*The task*
Make a verbatim copy of the entries below; pictures stay out.

Data extracted from a collection
:::::
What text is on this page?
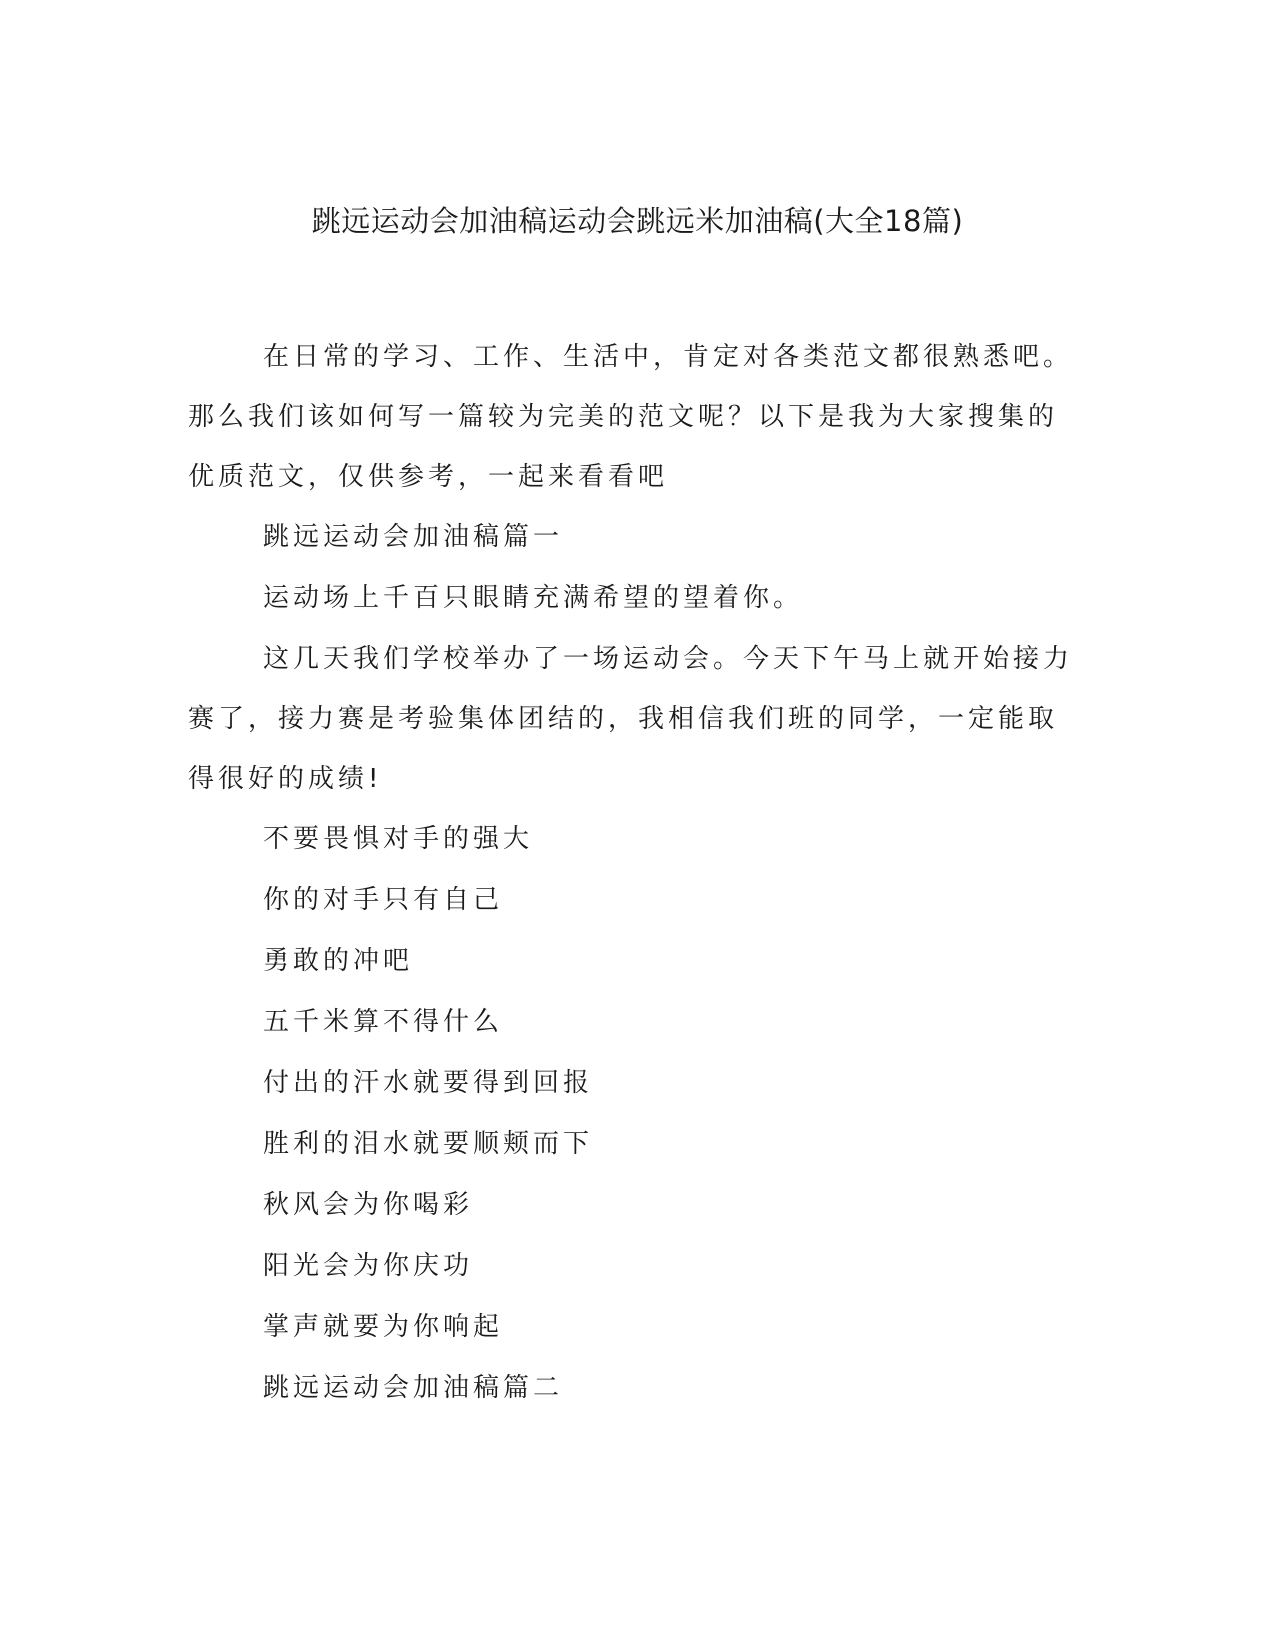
跳远运动会加油稿运动会跳远米加油稿(大全18篇)

在日常的学习、工作、生活中，肯定对各类范文都很熟悉吧。那么我们该如何写一篇较为完美的范文呢？以下是我为大家搜集的优质范文，仅供参考，一起来看看吧

跳远运动会加油稿篇一

运动场上千百只眼睛充满希望的望着你。

这几天我们学校举办了一场运动会。今天下午马上就开始接力赛了，接力赛是考验集体团结的，我相信我们班的同学，一定能取得很好的成绩!

不要畏惧对手的强大

你的对手只有自己

勇敢的冲吧

五千米算不得什么

付出的汗水就要得到回报

胜利的泪水就要顺颊而下

秋风会为你喝彩

阳光会为你庆功

掌声就要为你响起

跳远运动会加油稿篇二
:::::
*Task response*
What text is on this page?
跳远运动会加油稿运动会跳远米加油稿(大全18篇)

在日常的学习、工作、生活中，肯定对各类范文都很熟悉吧。那么我们该如何写一篇较为完美的范文呢？以下是我为大家搜集的优质范文，仅供参考，一起来看看吧

跳远运动会加油稿篇一

运动场上千百只眼睛充满希望的望着你。

这几天我们学校举办了一场运动会。今天下午马上就开始接力赛了，接力赛是考验集体团结的，我相信我们班的同学，一定能取得很好的成绩!

不要畏惧对手的强大

你的对手只有自己

勇敢的冲吧

五千米算不得什么

付出的汗水就要得到回报

胜利的泪水就要顺颊而下

秋风会为你喝彩

阳光会为你庆功

掌声就要为你响起

跳远运动会加油稿篇二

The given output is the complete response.